**Task details**
Write out all of the entries exactly, please.

**Stored records**
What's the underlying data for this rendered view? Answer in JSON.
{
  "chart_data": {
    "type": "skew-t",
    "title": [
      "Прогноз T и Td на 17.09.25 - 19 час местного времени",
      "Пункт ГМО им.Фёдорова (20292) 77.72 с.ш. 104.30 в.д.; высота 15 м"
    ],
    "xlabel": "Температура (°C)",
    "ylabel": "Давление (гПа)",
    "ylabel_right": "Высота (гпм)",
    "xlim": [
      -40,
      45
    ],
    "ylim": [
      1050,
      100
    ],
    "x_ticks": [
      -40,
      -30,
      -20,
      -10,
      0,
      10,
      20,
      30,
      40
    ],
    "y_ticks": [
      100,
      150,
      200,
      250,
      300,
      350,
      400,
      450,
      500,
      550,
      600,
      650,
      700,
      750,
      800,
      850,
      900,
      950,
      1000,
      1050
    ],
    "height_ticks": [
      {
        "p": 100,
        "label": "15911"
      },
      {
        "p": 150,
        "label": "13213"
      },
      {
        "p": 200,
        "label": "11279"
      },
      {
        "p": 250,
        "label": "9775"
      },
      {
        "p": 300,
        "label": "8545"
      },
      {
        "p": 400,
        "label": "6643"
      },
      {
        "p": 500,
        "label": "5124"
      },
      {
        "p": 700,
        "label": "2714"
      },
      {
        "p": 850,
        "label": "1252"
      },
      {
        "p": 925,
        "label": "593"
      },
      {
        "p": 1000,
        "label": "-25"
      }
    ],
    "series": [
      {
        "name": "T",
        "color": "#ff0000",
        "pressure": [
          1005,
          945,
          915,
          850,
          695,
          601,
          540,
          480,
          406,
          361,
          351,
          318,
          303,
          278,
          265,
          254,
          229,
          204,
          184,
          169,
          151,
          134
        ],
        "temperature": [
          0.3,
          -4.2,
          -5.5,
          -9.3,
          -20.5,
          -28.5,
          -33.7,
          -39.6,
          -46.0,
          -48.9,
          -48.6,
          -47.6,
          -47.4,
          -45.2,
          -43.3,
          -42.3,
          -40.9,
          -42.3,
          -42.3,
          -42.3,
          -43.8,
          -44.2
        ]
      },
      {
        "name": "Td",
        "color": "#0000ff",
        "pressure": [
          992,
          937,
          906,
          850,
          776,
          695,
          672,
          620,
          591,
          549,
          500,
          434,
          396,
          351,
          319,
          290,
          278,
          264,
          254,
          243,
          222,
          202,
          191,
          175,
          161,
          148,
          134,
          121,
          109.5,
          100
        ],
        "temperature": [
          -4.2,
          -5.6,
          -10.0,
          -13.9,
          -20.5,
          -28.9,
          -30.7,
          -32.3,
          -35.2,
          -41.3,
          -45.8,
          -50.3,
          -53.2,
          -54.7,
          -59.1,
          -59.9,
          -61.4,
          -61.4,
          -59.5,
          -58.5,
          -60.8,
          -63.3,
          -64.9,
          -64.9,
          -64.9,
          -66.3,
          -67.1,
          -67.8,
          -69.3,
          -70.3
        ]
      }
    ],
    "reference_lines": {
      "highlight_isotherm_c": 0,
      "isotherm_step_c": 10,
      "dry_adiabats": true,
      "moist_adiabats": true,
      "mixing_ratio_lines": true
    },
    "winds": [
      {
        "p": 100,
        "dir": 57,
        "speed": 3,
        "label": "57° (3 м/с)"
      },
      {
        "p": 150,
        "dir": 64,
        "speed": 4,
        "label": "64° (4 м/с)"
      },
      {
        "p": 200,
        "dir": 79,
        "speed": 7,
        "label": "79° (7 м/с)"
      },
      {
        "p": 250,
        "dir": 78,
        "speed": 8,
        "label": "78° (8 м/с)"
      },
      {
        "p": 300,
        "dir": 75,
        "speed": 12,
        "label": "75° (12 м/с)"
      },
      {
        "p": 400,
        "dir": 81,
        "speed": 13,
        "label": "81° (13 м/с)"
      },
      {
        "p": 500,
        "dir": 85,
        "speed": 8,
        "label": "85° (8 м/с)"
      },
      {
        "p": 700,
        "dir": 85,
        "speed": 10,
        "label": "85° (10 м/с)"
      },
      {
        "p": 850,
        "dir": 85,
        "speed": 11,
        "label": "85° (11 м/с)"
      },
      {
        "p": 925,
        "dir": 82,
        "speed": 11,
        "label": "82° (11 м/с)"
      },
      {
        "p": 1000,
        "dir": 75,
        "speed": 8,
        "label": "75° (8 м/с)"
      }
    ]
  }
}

**Finished answer**
What's the underlying data for this rendered view? Answer in JSON.
{
  "chart_data": {
    "type": "skew-t",
    "title": [
      "Прогноз T и Td на 17.09.25 - 19 час местного времени",
      "Пункт ГМО им.Фёдорова (20292) 77.72 с.ш. 104.30 в.д.; высота 15 м"
    ],
    "xlabel": "Температура (°C)",
    "ylabel": "Давление (гПа)",
    "ylabel_right": "Высота (гпм)",
    "xlim": [
      -40,
      45
    ],
    "ylim": [
      1050,
      100
    ],
    "x_ticks": [
      -40,
      -30,
      -20,
      -10,
      0,
      10,
      20,
      30,
      40
    ],
    "y_ticks": [
      100,
      150,
      200,
      250,
      300,
      350,
      400,
      450,
      500,
      550,
      600,
      650,
      700,
      750,
      800,
      850,
      900,
      950,
      1000,
      1050
    ],
    "height_ticks": [
      {
        "p": 100,
        "label": "15911"
      },
      {
        "p": 150,
        "label": "13213"
      },
      {
        "p": 200,
        "label": "11279"
      },
      {
        "p": 250,
        "label": "9775"
      },
      {
        "p": 300,
        "label": "8545"
      },
      {
        "p": 400,
        "label": "6643"
      },
      {
        "p": 500,
        "label": "5124"
      },
      {
        "p": 700,
        "label": "2714"
      },
      {
        "p": 850,
        "label": "1252"
      },
      {
        "p": 925,
        "label": "593"
      },
      {
        "p": 1000,
        "label": "-25"
      }
    ],
    "series": [
      {
        "name": "T",
        "color": "#ff0000",
        "pressure": [
          1005,
          945,
          915,
          850,
          695,
          601,
          540,
          480,
          406,
          361,
          351,
          318,
          303,
          278,
          265,
          254,
          229,
          204,
          184,
          169,
          151,
          134
        ],
        "temperature": [
          0.3,
          -4.2,
          -5.5,
          -9.3,
          -20.5,
          -28.5,
          -33.7,
          -39.6,
          -46.0,
          -48.9,
          -48.6,
          -47.6,
          -47.4,
          -45.2,
          -43.3,
          -42.3,
          -40.9,
          -42.3,
          -42.3,
          -42.3,
          -43.8,
          -44.2
        ]
      },
      {
        "name": "Td",
        "color": "#0000ff",
        "pressure": [
          992,
          937,
          906,
          850,
          776,
          695,
          672,
          620,
          591,
          549,
          500,
          434,
          396,
          351,
          319,
          290,
          278,
          264,
          254,
          243,
          222,
          202,
          191,
          175,
          161,
          148,
          134,
          121,
          109.5,
          100
        ],
        "temperature": [
          -4.2,
          -5.6,
          -10.0,
          -13.9,
          -20.5,
          -28.9,
          -30.7,
          -32.3,
          -35.2,
          -41.3,
          -45.8,
          -50.3,
          -53.2,
          -54.7,
          -59.1,
          -59.9,
          -61.4,
          -61.4,
          -59.5,
          -58.5,
          -60.8,
          -63.3,
          -64.9,
          -64.9,
          -64.9,
          -66.3,
          -67.1,
          -67.8,
          -69.3,
          -70.3
        ]
      }
    ],
    "reference_lines": {
      "highlight_isotherm_c": 0,
      "isotherm_step_c": 10,
      "dry_adiabats": true,
      "moist_adiabats": true,
      "mixing_ratio_lines": true
    },
    "winds": [
      {
        "p": 100,
        "dir": 57,
        "speed": 3,
        "label": "57° (3 м/с)"
      },
      {
        "p": 150,
        "dir": 64,
        "speed": 4,
        "label": "64° (4 м/с)"
      },
      {
        "p": 200,
        "dir": 79,
        "speed": 7,
        "label": "79° (7 м/с)"
      },
      {
        "p": 250,
        "dir": 78,
        "speed": 8,
        "label": "78° (8 м/с)"
      },
      {
        "p": 300,
        "dir": 75,
        "speed": 12,
        "label": "75° (12 м/с)"
      },
      {
        "p": 400,
        "dir": 81,
        "speed": 13,
        "label": "81° (13 м/с)"
      },
      {
        "p": 500,
        "dir": 85,
        "speed": 8,
        "label": "85° (8 м/с)"
      },
      {
        "p": 700,
        "dir": 85,
        "speed": 10,
        "label": "85° (10 м/с)"
      },
      {
        "p": 850,
        "dir": 85,
        "speed": 11,
        "label": "85° (11 м/с)"
      },
      {
        "p": 925,
        "dir": 82,
        "speed": 11,
        "label": "82° (11 м/с)"
      },
      {
        "p": 1000,
        "dir": 75,
        "speed": 8,
        "label": "75° (8 м/с)"
      }
    ]
  }
}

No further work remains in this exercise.